Reproduce all records verbatim.

- _Collected data_:
··········

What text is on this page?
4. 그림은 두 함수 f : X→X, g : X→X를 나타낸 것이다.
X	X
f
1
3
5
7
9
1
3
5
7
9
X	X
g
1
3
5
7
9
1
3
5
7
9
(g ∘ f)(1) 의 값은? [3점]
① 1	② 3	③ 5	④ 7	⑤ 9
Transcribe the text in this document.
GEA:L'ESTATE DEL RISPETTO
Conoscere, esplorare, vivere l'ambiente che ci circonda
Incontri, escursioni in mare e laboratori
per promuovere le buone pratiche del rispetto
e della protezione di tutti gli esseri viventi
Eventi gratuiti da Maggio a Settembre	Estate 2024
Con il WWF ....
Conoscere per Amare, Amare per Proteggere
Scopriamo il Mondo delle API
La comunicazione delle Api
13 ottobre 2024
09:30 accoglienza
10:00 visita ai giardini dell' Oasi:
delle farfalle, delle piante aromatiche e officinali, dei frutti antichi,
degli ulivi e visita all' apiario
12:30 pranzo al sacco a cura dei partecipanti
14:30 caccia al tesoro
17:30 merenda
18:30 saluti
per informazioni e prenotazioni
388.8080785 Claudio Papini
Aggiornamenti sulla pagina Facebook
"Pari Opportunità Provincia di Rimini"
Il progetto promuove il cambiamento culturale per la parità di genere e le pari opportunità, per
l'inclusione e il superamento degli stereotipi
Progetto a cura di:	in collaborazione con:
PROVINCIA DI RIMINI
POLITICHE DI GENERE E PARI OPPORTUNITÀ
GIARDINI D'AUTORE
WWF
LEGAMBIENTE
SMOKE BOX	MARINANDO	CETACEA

··········

- _The completed task_:
What text is on this page?
4. 그림은 두 함수 f : X→X, g : X→X를 나타낸 것이다.
X	X
f
1
3
5
7
9
1
3
5
7
9
X	X
g
1
3
5
7
9
1
3
5
7
9
(g ∘ f)(1) 의 값은? [3점]
① 1	② 3	③ 5	④ 7	⑤ 9
Transcribe the text in this document.
GEA:L'ESTATE DEL RISPETTO
Conoscere, esplorare, vivere l'ambiente che ci circonda
Incontri, escursioni in mare e laboratori
per promuovere le buone pratiche del rispetto
e della protezione di tutti gli esseri viventi
Eventi gratuiti da Maggio a Settembre	Estate 2024
Con il WWF ....
Conoscere per Amare, Amare per Proteggere
Scopriamo il Mondo delle API
La comunicazione delle Api
13 ottobre 2024
09:30 accoglienza
10:00 visita ai giardini dell' Oasi:
delle farfalle, delle piante aromatiche e officinali, dei frutti antichi,
degli ulivi e visita all' apiario
12:30 pranzo al sacco a cura dei partecipanti
14:30 caccia al tesoro
17:30 merenda
18:30 saluti
per informazioni e prenotazioni
388.8080785 Claudio Papini
Aggiornamenti sulla pagina Facebook
"Pari Opportunità Provincia di Rimini"
Il progetto promuove il cambiamento culturale per la parità di genere e le pari opportunità, per
l'inclusione e il superamento degli stereotipi
Progetto a cura di:	in collaborazione con:
PROVINCIA DI RIMINI
POLITICHE DI GENERE E PARI OPPORTUNITÀ
GIARDINI D'AUTORE
WWF
LEGAMBIENTE
SMOKE BOX	MARINANDO	CETACEA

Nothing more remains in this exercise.